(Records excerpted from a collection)
## START
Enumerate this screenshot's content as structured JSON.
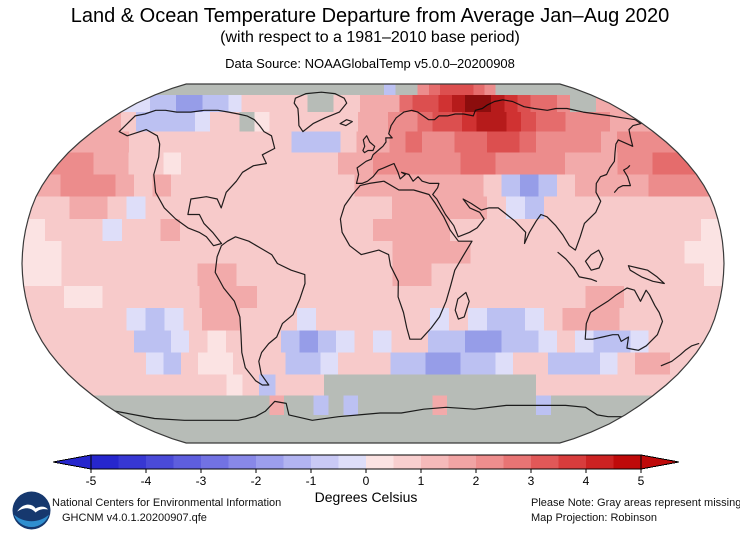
{
  "header": {
    "title": "Land & Ocean Temperature Departure from Average Jan–Aug 2020",
    "subtitle": "(with respect to a 1981–2010 base period)",
    "source": "Data Source: NOAAGlobalTemp v5.0.0–20200908"
  },
  "colorbar": {
    "label": "Degrees Celsius",
    "ticks": [
      "-5",
      "-4",
      "-3",
      "-2",
      "-1",
      "0",
      "1",
      "2",
      "3",
      "4",
      "5"
    ],
    "segment_colors": [
      "#2626cd",
      "#3737d3",
      "#4a4ad8",
      "#5e5ede",
      "#7272e3",
      "#8888e8",
      "#9c9eed",
      "#b2b4f1",
      "#c9c9f5",
      "#dedef9",
      "#fbe3e3",
      "#f8cfcf",
      "#f5baba",
      "#f1a4a4",
      "#ee8e8e",
      "#e87474",
      "#e15858",
      "#d83c3c",
      "#cc2222",
      "#bf0a0a"
    ]
  },
  "footer": {
    "org": "National Centers for Environmental Information",
    "dataset": "GHCNM v4.0.1.20200907.qfe",
    "note": "Please Note: Gray areas represent missing data",
    "projection": "Map Projection: Robinson",
    "logo_label": "NOAA"
  },
  "chart_data": {
    "type": "heatmap",
    "title": "Land & Ocean Temperature Departure from Average Jan–Aug 2020",
    "subtitle": "(with respect to a 1981–2010 base period)",
    "units": "Degrees Celsius",
    "value_range": [
      -5,
      5
    ],
    "projection": "Robinson",
    "cell_size_deg": 10,
    "lon_origin": -180,
    "lat_origin": 90,
    "palette": {
      "G": "#b7bcb7",
      "1": "#fbe3e3",
      "2": "#f7caca",
      "3": "#f2aaaa",
      "4": "#ec8c8c",
      "5": "#e56c6c",
      "6": "#dc4f4f",
      "7": "#d03232",
      "8": "#b61b1b",
      "9": "#8c0d0d",
      "a": "#dedef9",
      "b": "#bcc1f2",
      "c": "#969de8",
      "d": "#767ee0"
    },
    "code_values_degC": {
      "G": null,
      "a": -0.25,
      "b": -1.0,
      "c": -2.0,
      "d": -2.5,
      "1": 0.25,
      "2": 0.75,
      "3": 1.25,
      "4": 2.0,
      "5": 2.75,
      "6": 3.25,
      "7": 3.75,
      "8": 4.25,
      "9": 4.75
    },
    "rows": [
      "GGGGGGGGGGGGGGGGGGGbGG4566654GGGGGGG",
      "abbccbba22222GG223335667899876554GG3",
      "32bbbba22G12222223344566788765544433",
      "3332222222222bbb23345445566544443444",
      "443322122222222233444445544443334455",
      "3444323222222222233333332bcb23333444",
      "22332a2222222222222333332ab222222222",
      "1222a2232222222222333322222222222221",
      "112222222222222222233332222222222211",
      "112222222332222222233222222222222221",
      "221122222333222222222222222223322222",
      "22222aba233222a222222a2abba233322222",
      "22222bba21222bcba2a22bbccbba2abba222",
      "22222ab211222bba222bbccbba22bbba2332",
      "22222222212b222GGGGGGGGGGGGG22222222",
      "GGGGGGGGGGG3GGbGbGGGGG3GGGGGGbGGGGGG",
      "GGGGGGGGGGGGGGGGGGGGGGGGGGGGGGGGGGGG",
      "GGGGGGGGGGGGGGGGGGGGGGGGGGGGGGGGGGGG"
    ],
    "coastlines": [
      [
        [
          -166,
          68
        ],
        [
          -163,
          60
        ],
        [
          -155,
          58
        ],
        [
          -147,
          61
        ],
        [
          -136,
          58
        ],
        [
          -130,
          54
        ],
        [
          -125,
          48
        ],
        [
          -122,
          40
        ],
        [
          -117,
          32
        ],
        [
          -110,
          25
        ],
        [
          -103,
          20
        ],
        [
          -96,
          16
        ],
        [
          -90,
          14
        ],
        [
          -86,
          12
        ],
        [
          -82,
          8
        ],
        [
          -78,
          9
        ],
        [
          -83,
          14
        ],
        [
          -88,
          18
        ],
        [
          -91,
          22
        ],
        [
          -97,
          22
        ],
        [
          -97,
          29
        ],
        [
          -89,
          30
        ],
        [
          -83,
          29
        ],
        [
          -80,
          25
        ],
        [
          -79,
          32
        ],
        [
          -75,
          37
        ],
        [
          -73,
          41
        ],
        [
          -68,
          44
        ],
        [
          -61,
          45
        ],
        [
          -65,
          49
        ],
        [
          -59,
          52
        ],
        [
          -64,
          58
        ],
        [
          -70,
          60
        ],
        [
          -75,
          63
        ],
        [
          -81,
          66
        ],
        [
          -88,
          68
        ],
        [
          -95,
          69
        ],
        [
          -103,
          70
        ],
        [
          -112,
          71
        ],
        [
          -122,
          71
        ],
        [
          -130,
          70
        ],
        [
          -140,
          70
        ],
        [
          -150,
          71
        ],
        [
          -157,
          71
        ],
        [
          -161,
          69
        ],
        [
          -166,
          68
        ]
      ],
      [
        [
          -45,
          60
        ],
        [
          -40,
          64
        ],
        [
          -33,
          67
        ],
        [
          -24,
          70
        ],
        [
          -20,
          75
        ],
        [
          -23,
          78
        ],
        [
          -32,
          81
        ],
        [
          -44,
          82
        ],
        [
          -56,
          81
        ],
        [
          -62,
          78
        ],
        [
          -60,
          75
        ],
        [
          -55,
          72
        ],
        [
          -52,
          68
        ],
        [
          -49,
          63
        ],
        [
          -45,
          60
        ]
      ],
      [
        [
          -78,
          8
        ],
        [
          -80,
          3
        ],
        [
          -81,
          -4
        ],
        [
          -77,
          -11
        ],
        [
          -72,
          -17
        ],
        [
          -70,
          -24
        ],
        [
          -71,
          -32
        ],
        [
          -73,
          -40
        ],
        [
          -74,
          -47
        ],
        [
          -71,
          -53
        ],
        [
          -68,
          -55
        ],
        [
          -64,
          -55
        ],
        [
          -66,
          -50
        ],
        [
          -65,
          -44
        ],
        [
          -62,
          -40
        ],
        [
          -57,
          -36
        ],
        [
          -52,
          -33
        ],
        [
          -48,
          -27
        ],
        [
          -42,
          -23
        ],
        [
          -38,
          -16
        ],
        [
          -35,
          -9
        ],
        [
          -35,
          -5
        ],
        [
          -42,
          -3
        ],
        [
          -49,
          0
        ],
        [
          -52,
          4
        ],
        [
          -58,
          7
        ],
        [
          -64,
          10
        ],
        [
          -71,
          12
        ],
        [
          -75,
          10
        ],
        [
          -78,
          8
        ]
      ],
      [
        [
          -7,
          35
        ],
        [
          -11,
          31
        ],
        [
          -15,
          26
        ],
        [
          -17,
          20
        ],
        [
          -16,
          14
        ],
        [
          -12,
          8
        ],
        [
          -6,
          4
        ],
        [
          3,
          6
        ],
        [
          8,
          4
        ],
        [
          9,
          -1
        ],
        [
          13,
          -8
        ],
        [
          13,
          -15
        ],
        [
          16,
          -22
        ],
        [
          18,
          -29
        ],
        [
          20,
          -34
        ],
        [
          26,
          -34
        ],
        [
          31,
          -29
        ],
        [
          35,
          -24
        ],
        [
          38,
          -17
        ],
        [
          40,
          -10
        ],
        [
          42,
          -3
        ],
        [
          46,
          3
        ],
        [
          51,
          10
        ],
        [
          44,
          10
        ],
        [
          40,
          15
        ],
        [
          37,
          21
        ],
        [
          33,
          27
        ],
        [
          30,
          31
        ],
        [
          22,
          33
        ],
        [
          14,
          33
        ],
        [
          6,
          37
        ],
        [
          -2,
          36
        ],
        [
          -7,
          35
        ]
      ],
      [
        [
          -9,
          36
        ],
        [
          -8,
          40
        ],
        [
          -9,
          43
        ],
        [
          -4,
          46
        ],
        [
          -1,
          47
        ],
        [
          0,
          49
        ],
        [
          3,
          51
        ],
        [
          6,
          53
        ],
        [
          8,
          55
        ],
        [
          8,
          57
        ],
        [
          12,
          57
        ],
        [
          10,
          59
        ],
        [
          12,
          63
        ],
        [
          16,
          67
        ],
        [
          22,
          70
        ],
        [
          28,
          71
        ],
        [
          32,
          70
        ],
        [
          38,
          66
        ],
        [
          42,
          66
        ],
        [
          46,
          68
        ],
        [
          52,
          68
        ],
        [
          58,
          69
        ],
        [
          64,
          69
        ],
        [
          70,
          68
        ],
        [
          74,
          71
        ],
        [
          80,
          72
        ],
        [
          86,
          74
        ],
        [
          94,
          76
        ],
        [
          102,
          77
        ],
        [
          108,
          76
        ],
        [
          112,
          73
        ],
        [
          118,
          72
        ],
        [
          126,
          71
        ],
        [
          134,
          72
        ],
        [
          142,
          72
        ],
        [
          150,
          70
        ],
        [
          158,
          69
        ],
        [
          166,
          68
        ],
        [
          172,
          67
        ],
        [
          179,
          66
        ],
        [
          179,
          64
        ],
        [
          172,
          63
        ],
        [
          166,
          61
        ],
        [
          161,
          57
        ],
        [
          157,
          53
        ],
        [
          152,
          56
        ],
        [
          148,
          54
        ],
        [
          143,
          50
        ],
        [
          139,
          46
        ],
        [
          134,
          43
        ],
        [
          130,
          40
        ],
        [
          126,
          39
        ],
        [
          122,
          36
        ],
        [
          120,
          32
        ],
        [
          121,
          28
        ],
        [
          117,
          23
        ],
        [
          110,
          18
        ],
        [
          107,
          12
        ],
        [
          104,
          6
        ],
        [
          101,
          8
        ],
        [
          98,
          13
        ],
        [
          95,
          17
        ],
        [
          91,
          21
        ],
        [
          88,
          22
        ],
        [
          85,
          19
        ],
        [
          81,
          14
        ],
        [
          78,
          9
        ],
        [
          79,
          14
        ],
        [
          74,
          19
        ],
        [
          70,
          22
        ],
        [
          66,
          25
        ],
        [
          61,
          25
        ],
        [
          57,
          24
        ],
        [
          52,
          27
        ],
        [
          48,
          29
        ],
        [
          51,
          25
        ],
        [
          56,
          23
        ],
        [
          58,
          20
        ],
        [
          54,
          16
        ],
        [
          50,
          14
        ],
        [
          44,
          12
        ],
        [
          42,
          17
        ],
        [
          38,
          22
        ],
        [
          34,
          29
        ],
        [
          32,
          31
        ],
        [
          35,
          34
        ],
        [
          36,
          36
        ],
        [
          31,
          36
        ],
        [
          27,
          37
        ],
        [
          25,
          39
        ],
        [
          22,
          37
        ],
        [
          20,
          40
        ],
        [
          16,
          41
        ],
        [
          18,
          40
        ],
        [
          15,
          38
        ],
        [
          14,
          41
        ],
        [
          12,
          45
        ],
        [
          9,
          44
        ],
        [
          6,
          43
        ],
        [
          3,
          42
        ],
        [
          0,
          39
        ],
        [
          -3,
          37
        ],
        [
          -6,
          36
        ],
        [
          -9,
          36
        ]
      ],
      [
        [
          114,
          -22
        ],
        [
          113,
          -27
        ],
        [
          115,
          -34
        ],
        [
          119,
          -34
        ],
        [
          124,
          -33
        ],
        [
          129,
          -32
        ],
        [
          132,
          -32
        ],
        [
          135,
          -35
        ],
        [
          138,
          -33
        ],
        [
          140,
          -38
        ],
        [
          147,
          -39
        ],
        [
          150,
          -37
        ],
        [
          153,
          -32
        ],
        [
          153,
          -26
        ],
        [
          150,
          -22
        ],
        [
          147,
          -19
        ],
        [
          143,
          -14
        ],
        [
          141,
          -12
        ],
        [
          139,
          -17
        ],
        [
          135,
          -12
        ],
        [
          131,
          -11
        ],
        [
          126,
          -14
        ],
        [
          122,
          -17
        ],
        [
          117,
          -20
        ],
        [
          114,
          -22
        ]
      ],
      [
        [
          44,
          -16
        ],
        [
          48,
          -13
        ],
        [
          50,
          -17
        ],
        [
          48,
          -24
        ],
        [
          45,
          -25
        ],
        [
          43,
          -21
        ],
        [
          44,
          -16
        ]
      ],
      [
        [
          130,
          32
        ],
        [
          133,
          34
        ],
        [
          136,
          35
        ],
        [
          140,
          35
        ],
        [
          141,
          39
        ],
        [
          141,
          42
        ],
        [
          144,
          43
        ],
        [
          146,
          44
        ]
      ],
      [
        [
          -5,
          50
        ],
        [
          -3,
          51
        ],
        [
          0,
          51
        ],
        [
          1,
          53
        ],
        [
          -2,
          55
        ],
        [
          -4,
          58
        ],
        [
          -6,
          56
        ],
        [
          -5,
          53
        ],
        [
          -6,
          51
        ],
        [
          -5,
          50
        ]
      ],
      [
        [
          -22,
          64
        ],
        [
          -18,
          63
        ],
        [
          -14,
          65
        ],
        [
          -18,
          66
        ],
        [
          -22,
          64
        ]
      ],
      [
        [
          166,
          -46
        ],
        [
          170,
          -44
        ],
        [
          172,
          -41
        ],
        [
          173,
          -39
        ],
        [
          175,
          -37
        ],
        [
          178,
          -36
        ]
      ],
      [
        [
          131,
          -1
        ],
        [
          136,
          -2
        ],
        [
          141,
          -3
        ],
        [
          146,
          -6
        ],
        [
          150,
          -9
        ],
        [
          144,
          -8
        ],
        [
          138,
          -6
        ],
        [
          132,
          -3
        ],
        [
          131,
          -1
        ]
      ],
      [
        [
          109,
          1
        ],
        [
          112,
          4
        ],
        [
          116,
          6
        ],
        [
          118,
          2
        ],
        [
          116,
          -2
        ],
        [
          112,
          -3
        ],
        [
          109,
          1
        ]
      ],
      [
        [
          95,
          5
        ],
        [
          99,
          2
        ],
        [
          103,
          -2
        ],
        [
          106,
          -6
        ],
        [
          112,
          -7
        ],
        [
          115,
          -8
        ]
      ],
      [
        [
          -180,
          -68
        ],
        [
          -160,
          -72
        ],
        [
          -140,
          -73
        ],
        [
          -120,
          -73
        ],
        [
          -100,
          -73
        ],
        [
          -85,
          -71
        ],
        [
          -75,
          -68
        ],
        [
          -65,
          -63
        ],
        [
          -58,
          -64
        ],
        [
          -60,
          -70
        ],
        [
          -45,
          -73
        ],
        [
          -25,
          -71
        ],
        [
          -10,
          -70
        ],
        [
          5,
          -69
        ],
        [
          20,
          -69
        ],
        [
          35,
          -67
        ],
        [
          50,
          -66
        ],
        [
          70,
          -67
        ],
        [
          90,
          -65
        ],
        [
          110,
          -65
        ],
        [
          130,
          -65
        ],
        [
          145,
          -66
        ],
        [
          160,
          -70
        ],
        [
          170,
          -71
        ],
        [
          180,
          -71
        ]
      ]
    ]
  }
}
## END
Task to carry out
From the records above, pick out and copy each line holding the word "projection".

Final result
    "projection": "Map Projection: Robinson",
    "projection": "Robinson",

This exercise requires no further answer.